Instructions to follow: Please render the records from the start through the line containing "table-cell: 0.014714 [489,47,553,63]" as a Markdown table with the columns Row and Text, giving each non-blank line its own numbered row.

Raw records:
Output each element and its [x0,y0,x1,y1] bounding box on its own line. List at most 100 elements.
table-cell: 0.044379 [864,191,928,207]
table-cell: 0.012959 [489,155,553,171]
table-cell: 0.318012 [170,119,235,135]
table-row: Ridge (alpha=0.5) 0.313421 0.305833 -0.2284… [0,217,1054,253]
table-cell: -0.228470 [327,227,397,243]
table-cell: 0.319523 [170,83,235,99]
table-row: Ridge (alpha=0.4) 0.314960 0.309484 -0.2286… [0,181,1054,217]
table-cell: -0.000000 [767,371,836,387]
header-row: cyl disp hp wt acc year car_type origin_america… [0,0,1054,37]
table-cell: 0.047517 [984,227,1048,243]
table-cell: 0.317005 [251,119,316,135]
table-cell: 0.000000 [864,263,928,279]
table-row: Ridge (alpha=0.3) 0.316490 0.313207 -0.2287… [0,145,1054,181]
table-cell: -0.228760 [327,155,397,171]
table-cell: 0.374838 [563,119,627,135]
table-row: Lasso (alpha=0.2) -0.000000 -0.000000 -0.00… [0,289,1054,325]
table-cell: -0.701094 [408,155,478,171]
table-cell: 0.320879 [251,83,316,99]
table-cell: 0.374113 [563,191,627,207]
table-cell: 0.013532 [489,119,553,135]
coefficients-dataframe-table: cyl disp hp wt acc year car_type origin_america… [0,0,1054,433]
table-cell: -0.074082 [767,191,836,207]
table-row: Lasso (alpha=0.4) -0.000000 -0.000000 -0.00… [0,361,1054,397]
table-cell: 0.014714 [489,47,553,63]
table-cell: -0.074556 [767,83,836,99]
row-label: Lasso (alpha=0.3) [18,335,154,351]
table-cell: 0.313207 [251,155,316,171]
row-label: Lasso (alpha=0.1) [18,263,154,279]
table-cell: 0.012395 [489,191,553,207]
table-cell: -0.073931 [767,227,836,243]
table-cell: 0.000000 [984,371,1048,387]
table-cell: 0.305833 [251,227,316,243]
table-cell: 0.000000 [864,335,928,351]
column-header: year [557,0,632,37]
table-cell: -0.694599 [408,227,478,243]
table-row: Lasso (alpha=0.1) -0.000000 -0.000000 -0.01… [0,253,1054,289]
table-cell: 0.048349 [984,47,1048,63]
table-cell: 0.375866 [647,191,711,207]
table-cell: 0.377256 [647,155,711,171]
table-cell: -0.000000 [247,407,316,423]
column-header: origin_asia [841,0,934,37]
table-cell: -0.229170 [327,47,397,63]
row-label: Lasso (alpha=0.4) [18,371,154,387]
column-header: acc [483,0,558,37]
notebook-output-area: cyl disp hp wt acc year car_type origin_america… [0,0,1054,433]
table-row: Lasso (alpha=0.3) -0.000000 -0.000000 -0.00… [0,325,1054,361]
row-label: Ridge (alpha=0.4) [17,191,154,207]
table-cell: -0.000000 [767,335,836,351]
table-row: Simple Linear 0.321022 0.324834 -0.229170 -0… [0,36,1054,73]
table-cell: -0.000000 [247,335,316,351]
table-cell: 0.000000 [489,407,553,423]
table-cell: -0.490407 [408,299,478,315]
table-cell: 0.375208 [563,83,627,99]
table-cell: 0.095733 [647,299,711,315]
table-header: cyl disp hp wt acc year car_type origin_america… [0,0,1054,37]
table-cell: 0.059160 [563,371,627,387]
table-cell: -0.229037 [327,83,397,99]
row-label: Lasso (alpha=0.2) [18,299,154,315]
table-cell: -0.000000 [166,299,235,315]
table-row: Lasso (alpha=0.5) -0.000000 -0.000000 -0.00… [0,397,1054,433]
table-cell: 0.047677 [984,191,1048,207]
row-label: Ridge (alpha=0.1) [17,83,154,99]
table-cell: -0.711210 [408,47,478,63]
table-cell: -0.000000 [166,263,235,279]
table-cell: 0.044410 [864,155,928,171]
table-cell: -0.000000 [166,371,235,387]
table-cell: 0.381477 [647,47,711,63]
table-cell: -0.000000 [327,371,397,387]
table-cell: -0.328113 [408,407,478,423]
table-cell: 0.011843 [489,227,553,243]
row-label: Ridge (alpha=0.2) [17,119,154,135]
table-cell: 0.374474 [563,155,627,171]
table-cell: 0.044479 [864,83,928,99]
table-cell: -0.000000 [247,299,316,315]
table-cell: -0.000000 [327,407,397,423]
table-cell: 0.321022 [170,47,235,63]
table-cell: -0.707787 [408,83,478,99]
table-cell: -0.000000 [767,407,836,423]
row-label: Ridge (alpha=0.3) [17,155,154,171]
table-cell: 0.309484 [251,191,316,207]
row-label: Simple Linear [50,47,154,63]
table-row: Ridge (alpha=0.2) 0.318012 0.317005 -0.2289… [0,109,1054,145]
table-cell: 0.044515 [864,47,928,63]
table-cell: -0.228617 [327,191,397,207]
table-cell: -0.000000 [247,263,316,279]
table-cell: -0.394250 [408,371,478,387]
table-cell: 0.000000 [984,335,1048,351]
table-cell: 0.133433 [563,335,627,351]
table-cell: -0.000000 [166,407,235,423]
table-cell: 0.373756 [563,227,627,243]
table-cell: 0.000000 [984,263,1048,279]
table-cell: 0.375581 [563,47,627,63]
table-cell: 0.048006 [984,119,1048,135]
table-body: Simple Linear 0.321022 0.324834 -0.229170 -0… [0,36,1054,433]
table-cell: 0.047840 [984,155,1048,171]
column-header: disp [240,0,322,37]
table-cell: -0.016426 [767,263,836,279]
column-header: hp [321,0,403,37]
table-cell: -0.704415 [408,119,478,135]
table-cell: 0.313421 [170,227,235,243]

Complete response:
| Row | Text |
|---|---|
| 1 | Output each element and its [x0,y0,x1,y1] bounding box on its own line. List at most 100 elements. |
| 2 | table-cell: 0.044379 [864,191,928,207] |
| 3 | table-cell: 0.012959 [489,155,553,171] |
| 4 | table-cell: 0.318012 [170,119,235,135] |
| 5 | table-row: Ridge (alpha=0.5) 0.313421 0.305833 -0.2284… [0,217,1054,253] |
| 6 | table-cell: -0.228470 [327,227,397,243] |
| 7 | table-cell: 0.319523 [170,83,235,99] |
| 8 | table-row: Ridge (alpha=0.4) 0.314960 0.309484 -0.2286… [0,181,1054,217] |
| 9 | table-cell: -0.000000 [767,371,836,387] |
| 10 | header-row: cyl disp hp wt acc year car_type origin_america… [0,0,1054,37] |
| 11 | table-cell: 0.047517 [984,227,1048,243] |
| 12 | table-cell: 0.317005 [251,119,316,135] |
| 13 | table-cell: 0.000000 [864,263,928,279] |
| 14 | table-row: Ridge (alpha=0.3) 0.316490 0.313207 -0.2287… [0,145,1054,181] |
| 15 | table-cell: -0.228760 [327,155,397,171] |
| 16 | table-cell: 0.374838 [563,119,627,135] |
| 17 | table-row: Lasso (alpha=0.2) -0.000000 -0.000000 -0.00… [0,289,1054,325] |
| 18 | table-cell: -0.701094 [408,155,478,171] |
| 19 | table-cell: 0.320879 [251,83,316,99] |
| 20 | table-cell: 0.374113 [563,191,627,207] |
| 21 | table-cell: 0.013532 [489,119,553,135] |
| 22 | coefficients-dataframe-table: cyl disp hp wt acc year car_type origin_america… [0,0,1054,433] |
| 23 | table-cell: -0.074082 [767,191,836,207] |
| 24 | table-row: Lasso (alpha=0.4) -0.000000 -0.000000 -0.00… [0,361,1054,397] |
| 25 | table-cell: 0.014714 [489,47,553,63] |